+++ GIVEN RECORDS +++
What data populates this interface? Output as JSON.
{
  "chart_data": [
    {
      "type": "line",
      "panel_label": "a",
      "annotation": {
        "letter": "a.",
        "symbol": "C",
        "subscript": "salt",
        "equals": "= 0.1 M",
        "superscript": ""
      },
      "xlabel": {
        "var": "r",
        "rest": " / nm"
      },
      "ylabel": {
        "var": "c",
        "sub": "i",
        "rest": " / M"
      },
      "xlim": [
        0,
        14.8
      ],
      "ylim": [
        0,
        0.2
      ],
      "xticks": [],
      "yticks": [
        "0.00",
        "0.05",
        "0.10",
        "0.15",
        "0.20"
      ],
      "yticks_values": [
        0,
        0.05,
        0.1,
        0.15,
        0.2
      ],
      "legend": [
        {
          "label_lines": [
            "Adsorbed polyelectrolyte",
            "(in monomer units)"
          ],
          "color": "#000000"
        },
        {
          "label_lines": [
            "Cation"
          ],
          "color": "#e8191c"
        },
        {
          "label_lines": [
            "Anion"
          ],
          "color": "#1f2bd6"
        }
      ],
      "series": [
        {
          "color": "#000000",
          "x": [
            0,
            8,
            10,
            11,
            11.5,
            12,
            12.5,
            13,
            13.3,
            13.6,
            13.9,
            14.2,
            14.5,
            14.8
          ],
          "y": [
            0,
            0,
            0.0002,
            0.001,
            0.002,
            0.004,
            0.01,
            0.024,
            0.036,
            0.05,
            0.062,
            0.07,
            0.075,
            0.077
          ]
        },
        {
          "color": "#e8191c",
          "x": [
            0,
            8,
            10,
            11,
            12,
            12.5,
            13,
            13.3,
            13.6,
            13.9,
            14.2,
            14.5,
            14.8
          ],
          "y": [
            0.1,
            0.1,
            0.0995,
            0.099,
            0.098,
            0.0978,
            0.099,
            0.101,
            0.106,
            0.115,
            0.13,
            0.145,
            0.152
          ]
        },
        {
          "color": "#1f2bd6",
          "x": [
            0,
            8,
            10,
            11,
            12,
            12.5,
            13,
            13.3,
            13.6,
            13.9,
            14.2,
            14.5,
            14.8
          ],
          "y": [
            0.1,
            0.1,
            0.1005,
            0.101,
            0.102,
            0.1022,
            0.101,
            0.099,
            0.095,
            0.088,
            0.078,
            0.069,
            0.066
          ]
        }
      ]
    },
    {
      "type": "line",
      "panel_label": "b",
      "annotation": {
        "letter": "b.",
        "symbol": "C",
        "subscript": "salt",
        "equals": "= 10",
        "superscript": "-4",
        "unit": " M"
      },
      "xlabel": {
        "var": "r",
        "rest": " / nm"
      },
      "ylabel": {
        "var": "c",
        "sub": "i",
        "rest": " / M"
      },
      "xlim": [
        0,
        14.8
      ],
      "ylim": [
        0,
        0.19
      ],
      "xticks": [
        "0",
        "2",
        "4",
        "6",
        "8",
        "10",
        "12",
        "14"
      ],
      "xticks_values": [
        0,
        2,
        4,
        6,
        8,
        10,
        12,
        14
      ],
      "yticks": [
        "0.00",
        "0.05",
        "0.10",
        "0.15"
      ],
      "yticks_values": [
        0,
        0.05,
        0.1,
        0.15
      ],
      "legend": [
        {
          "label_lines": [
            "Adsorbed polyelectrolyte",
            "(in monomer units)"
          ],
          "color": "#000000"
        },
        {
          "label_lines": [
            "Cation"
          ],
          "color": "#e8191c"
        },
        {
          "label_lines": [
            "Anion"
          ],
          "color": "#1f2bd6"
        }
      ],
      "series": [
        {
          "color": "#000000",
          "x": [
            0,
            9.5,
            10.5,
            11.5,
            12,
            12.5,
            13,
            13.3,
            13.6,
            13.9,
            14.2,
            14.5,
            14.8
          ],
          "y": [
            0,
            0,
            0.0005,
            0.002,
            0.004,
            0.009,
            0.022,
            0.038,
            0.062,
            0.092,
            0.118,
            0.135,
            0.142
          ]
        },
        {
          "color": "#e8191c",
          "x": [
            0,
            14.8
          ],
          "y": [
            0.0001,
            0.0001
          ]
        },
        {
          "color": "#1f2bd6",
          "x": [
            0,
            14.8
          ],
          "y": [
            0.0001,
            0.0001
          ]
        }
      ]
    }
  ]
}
+++
*BRIEF:* Exactly as written, please output every entry.

*SOLVED PROBLEM:*
What data populates this interface? Output as JSON.
{
  "chart_data": [
    {
      "type": "line",
      "panel_label": "a",
      "annotation": {
        "letter": "a.",
        "symbol": "C",
        "subscript": "salt",
        "equals": "= 0.1 M",
        "superscript": ""
      },
      "xlabel": {
        "var": "r",
        "rest": " / nm"
      },
      "ylabel": {
        "var": "c",
        "sub": "i",
        "rest": " / M"
      },
      "xlim": [
        0,
        14.8
      ],
      "ylim": [
        0,
        0.2
      ],
      "xticks": [],
      "yticks": [
        "0.00",
        "0.05",
        "0.10",
        "0.15",
        "0.20"
      ],
      "yticks_values": [
        0,
        0.05,
        0.1,
        0.15,
        0.2
      ],
      "legend": [
        {
          "label_lines": [
            "Adsorbed polyelectrolyte",
            "(in monomer units)"
          ],
          "color": "#000000"
        },
        {
          "label_lines": [
            "Cation"
          ],
          "color": "#e8191c"
        },
        {
          "label_lines": [
            "Anion"
          ],
          "color": "#1f2bd6"
        }
      ],
      "series": [
        {
          "color": "#000000",
          "x": [
            0,
            8,
            10,
            11,
            11.5,
            12,
            12.5,
            13,
            13.3,
            13.6,
            13.9,
            14.2,
            14.5,
            14.8
          ],
          "y": [
            0,
            0,
            0.0002,
            0.001,
            0.002,
            0.004,
            0.01,
            0.024,
            0.036,
            0.05,
            0.062,
            0.07,
            0.075,
            0.077
          ]
        },
        {
          "color": "#e8191c",
          "x": [
            0,
            8,
            10,
            11,
            12,
            12.5,
            13,
            13.3,
            13.6,
            13.9,
            14.2,
            14.5,
            14.8
          ],
          "y": [
            0.1,
            0.1,
            0.0995,
            0.099,
            0.098,
            0.0978,
            0.099,
            0.101,
            0.106,
            0.115,
            0.13,
            0.145,
            0.152
          ]
        },
        {
          "color": "#1f2bd6",
          "x": [
            0,
            8,
            10,
            11,
            12,
            12.5,
            13,
            13.3,
            13.6,
            13.9,
            14.2,
            14.5,
            14.8
          ],
          "y": [
            0.1,
            0.1,
            0.1005,
            0.101,
            0.102,
            0.1022,
            0.101,
            0.099,
            0.095,
            0.088,
            0.078,
            0.069,
            0.066
          ]
        }
      ]
    },
    {
      "type": "line",
      "panel_label": "b",
      "annotation": {
        "letter": "b.",
        "symbol": "C",
        "subscript": "salt",
        "equals": "= 10",
        "superscript": "-4",
        "unit": " M"
      },
      "xlabel": {
        "var": "r",
        "rest": " / nm"
      },
      "ylabel": {
        "var": "c",
        "sub": "i",
        "rest": " / M"
      },
      "xlim": [
        0,
        14.8
      ],
      "ylim": [
        0,
        0.19
      ],
      "xticks": [
        "0",
        "2",
        "4",
        "6",
        "8",
        "10",
        "12",
        "14"
      ],
      "xticks_values": [
        0,
        2,
        4,
        6,
        8,
        10,
        12,
        14
      ],
      "yticks": [
        "0.00",
        "0.05",
        "0.10",
        "0.15"
      ],
      "yticks_values": [
        0,
        0.05,
        0.1,
        0.15
      ],
      "legend": [
        {
          "label_lines": [
            "Adsorbed polyelectrolyte",
            "(in monomer units)"
          ],
          "color": "#000000"
        },
        {
          "label_lines": [
            "Cation"
          ],
          "color": "#e8191c"
        },
        {
          "label_lines": [
            "Anion"
          ],
          "color": "#1f2bd6"
        }
      ],
      "series": [
        {
          "color": "#000000",
          "x": [
            0,
            9.5,
            10.5,
            11.5,
            12,
            12.5,
            13,
            13.3,
            13.6,
            13.9,
            14.2,
            14.5,
            14.8
          ],
          "y": [
            0,
            0,
            0.0005,
            0.002,
            0.004,
            0.009,
            0.022,
            0.038,
            0.062,
            0.092,
            0.118,
            0.135,
            0.142
          ]
        },
        {
          "color": "#e8191c",
          "x": [
            0,
            14.8
          ],
          "y": [
            0.0001,
            0.0001
          ]
        },
        {
          "color": "#1f2bd6",
          "x": [
            0,
            14.8
          ],
          "y": [
            0.0001,
            0.0001
          ]
        }
      ]
    }
  ]
}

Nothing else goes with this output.